(Extracted data entries)

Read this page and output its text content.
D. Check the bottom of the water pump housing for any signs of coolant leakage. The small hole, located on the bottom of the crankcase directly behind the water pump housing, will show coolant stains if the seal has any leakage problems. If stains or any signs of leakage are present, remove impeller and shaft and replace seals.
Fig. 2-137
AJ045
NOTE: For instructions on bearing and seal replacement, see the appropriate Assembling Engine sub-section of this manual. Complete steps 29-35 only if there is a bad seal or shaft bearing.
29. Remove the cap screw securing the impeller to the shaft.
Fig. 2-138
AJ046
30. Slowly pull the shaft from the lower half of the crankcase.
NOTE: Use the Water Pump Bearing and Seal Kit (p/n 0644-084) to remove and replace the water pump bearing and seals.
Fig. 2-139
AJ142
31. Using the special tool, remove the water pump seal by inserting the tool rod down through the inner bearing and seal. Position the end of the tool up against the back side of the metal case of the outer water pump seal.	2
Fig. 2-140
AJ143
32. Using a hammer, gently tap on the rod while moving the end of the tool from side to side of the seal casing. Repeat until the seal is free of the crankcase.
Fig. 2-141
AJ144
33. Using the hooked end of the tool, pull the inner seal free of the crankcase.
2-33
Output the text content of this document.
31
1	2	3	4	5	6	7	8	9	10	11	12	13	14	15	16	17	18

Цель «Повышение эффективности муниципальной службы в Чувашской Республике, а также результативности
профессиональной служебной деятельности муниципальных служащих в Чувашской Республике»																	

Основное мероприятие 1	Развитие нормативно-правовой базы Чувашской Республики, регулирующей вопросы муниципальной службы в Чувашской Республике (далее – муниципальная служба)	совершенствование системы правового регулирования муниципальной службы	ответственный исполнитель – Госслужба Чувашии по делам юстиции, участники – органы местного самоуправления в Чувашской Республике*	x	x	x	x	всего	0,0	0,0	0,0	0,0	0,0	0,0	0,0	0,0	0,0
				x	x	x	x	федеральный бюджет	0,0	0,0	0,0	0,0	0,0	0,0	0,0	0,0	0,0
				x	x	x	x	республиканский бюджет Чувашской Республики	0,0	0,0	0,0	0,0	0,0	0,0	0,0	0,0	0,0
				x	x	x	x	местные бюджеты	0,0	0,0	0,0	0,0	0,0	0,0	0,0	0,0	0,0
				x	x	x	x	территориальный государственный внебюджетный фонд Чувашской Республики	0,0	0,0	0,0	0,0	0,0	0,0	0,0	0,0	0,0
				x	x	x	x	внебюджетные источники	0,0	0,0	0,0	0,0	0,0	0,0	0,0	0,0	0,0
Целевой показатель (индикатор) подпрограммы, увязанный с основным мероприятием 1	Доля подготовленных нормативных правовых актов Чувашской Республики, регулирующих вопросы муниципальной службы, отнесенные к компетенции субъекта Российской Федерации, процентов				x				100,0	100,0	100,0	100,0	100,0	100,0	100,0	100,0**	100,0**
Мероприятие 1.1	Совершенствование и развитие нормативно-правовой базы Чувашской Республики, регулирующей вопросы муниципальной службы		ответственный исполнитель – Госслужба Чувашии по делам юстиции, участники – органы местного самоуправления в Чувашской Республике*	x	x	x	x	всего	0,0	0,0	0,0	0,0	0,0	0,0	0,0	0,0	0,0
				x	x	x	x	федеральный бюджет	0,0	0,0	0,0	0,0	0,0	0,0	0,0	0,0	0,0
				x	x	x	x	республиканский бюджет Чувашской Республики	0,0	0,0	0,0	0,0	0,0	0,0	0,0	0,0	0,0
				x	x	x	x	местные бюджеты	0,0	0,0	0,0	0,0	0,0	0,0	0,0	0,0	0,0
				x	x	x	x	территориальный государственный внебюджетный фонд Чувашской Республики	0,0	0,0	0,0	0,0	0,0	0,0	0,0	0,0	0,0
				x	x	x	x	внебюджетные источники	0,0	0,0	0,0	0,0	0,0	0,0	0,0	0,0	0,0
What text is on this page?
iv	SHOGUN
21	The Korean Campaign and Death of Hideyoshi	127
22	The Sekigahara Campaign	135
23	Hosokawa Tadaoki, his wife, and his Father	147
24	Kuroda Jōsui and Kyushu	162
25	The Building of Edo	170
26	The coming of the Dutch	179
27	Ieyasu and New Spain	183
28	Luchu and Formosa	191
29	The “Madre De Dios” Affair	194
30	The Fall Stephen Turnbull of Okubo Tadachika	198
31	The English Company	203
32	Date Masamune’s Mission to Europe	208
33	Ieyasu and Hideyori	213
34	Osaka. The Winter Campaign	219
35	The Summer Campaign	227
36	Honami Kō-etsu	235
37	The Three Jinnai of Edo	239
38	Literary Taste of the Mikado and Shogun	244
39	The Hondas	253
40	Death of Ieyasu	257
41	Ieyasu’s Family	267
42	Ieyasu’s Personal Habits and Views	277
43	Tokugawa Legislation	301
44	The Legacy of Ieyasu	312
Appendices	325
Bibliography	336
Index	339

◆ PROBLEM STATEMENT ◆
Using the records above, say how many lines include the string "pull". Only the number is wanted.

◆ SOLUTION TO THE EXERCISE ◆
2